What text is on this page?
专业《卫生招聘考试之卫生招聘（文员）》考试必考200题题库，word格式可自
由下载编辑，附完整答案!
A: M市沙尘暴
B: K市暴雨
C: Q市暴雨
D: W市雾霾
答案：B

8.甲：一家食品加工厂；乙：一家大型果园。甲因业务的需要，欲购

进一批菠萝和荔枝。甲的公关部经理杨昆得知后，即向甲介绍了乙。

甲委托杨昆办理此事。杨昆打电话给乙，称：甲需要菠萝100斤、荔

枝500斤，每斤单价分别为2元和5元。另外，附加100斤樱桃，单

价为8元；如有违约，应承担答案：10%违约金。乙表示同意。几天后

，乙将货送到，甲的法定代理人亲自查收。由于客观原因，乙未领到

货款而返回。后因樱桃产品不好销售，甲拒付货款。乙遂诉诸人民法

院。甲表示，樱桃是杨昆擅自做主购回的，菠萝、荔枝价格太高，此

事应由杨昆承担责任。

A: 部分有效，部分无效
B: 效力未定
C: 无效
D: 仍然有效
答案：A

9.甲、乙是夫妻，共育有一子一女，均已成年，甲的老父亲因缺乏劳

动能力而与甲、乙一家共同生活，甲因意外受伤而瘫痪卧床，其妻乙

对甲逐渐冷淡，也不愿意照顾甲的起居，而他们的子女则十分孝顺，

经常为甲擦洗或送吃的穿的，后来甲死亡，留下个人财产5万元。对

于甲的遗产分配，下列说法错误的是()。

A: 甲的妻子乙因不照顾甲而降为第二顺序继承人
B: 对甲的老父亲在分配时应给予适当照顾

▶ Instructions to follow
Output each entry precisely as given.

▶ Task solution
What text is on this page?
专业《卫生招聘考试之卫生招聘（文员）》考试必考200题题库，word格式可自
由下载编辑，附完整答案!
A: M市沙尘暴
B: K市暴雨
C: Q市暴雨
D: W市雾霾
答案：B

8.甲：一家食品加工厂；乙：一家大型果园。甲因业务的需要，欲购

进一批菠萝和荔枝。甲的公关部经理杨昆得知后，即向甲介绍了乙。

甲委托杨昆办理此事。杨昆打电话给乙，称：甲需要菠萝100斤、荔

枝500斤，每斤单价分别为2元和5元。另外，附加100斤樱桃，单

价为8元；如有违约，应承担答案：10%违约金。乙表示同意。几天后

，乙将货送到，甲的法定代理人亲自查收。由于客观原因，乙未领到

货款而返回。后因樱桃产品不好销售，甲拒付货款。乙遂诉诸人民法

院。甲表示，樱桃是杨昆擅自做主购回的，菠萝、荔枝价格太高，此

事应由杨昆承担责任。

A: 部分有效，部分无效
B: 效力未定
C: 无效
D: 仍然有效
答案：A

9.甲、乙是夫妻，共育有一子一女，均已成年，甲的老父亲因缺乏劳

动能力而与甲、乙一家共同生活，甲因意外受伤而瘫痪卧床，其妻乙

对甲逐渐冷淡，也不愿意照顾甲的起居，而他们的子女则十分孝顺，

经常为甲擦洗或送吃的穿的，后来甲死亡，留下个人财产5万元。对

于甲的遗产分配，下列说法错误的是()。

A: 甲的妻子乙因不照顾甲而降为第二顺序继承人
B: 对甲的老父亲在分配时应给予适当照顾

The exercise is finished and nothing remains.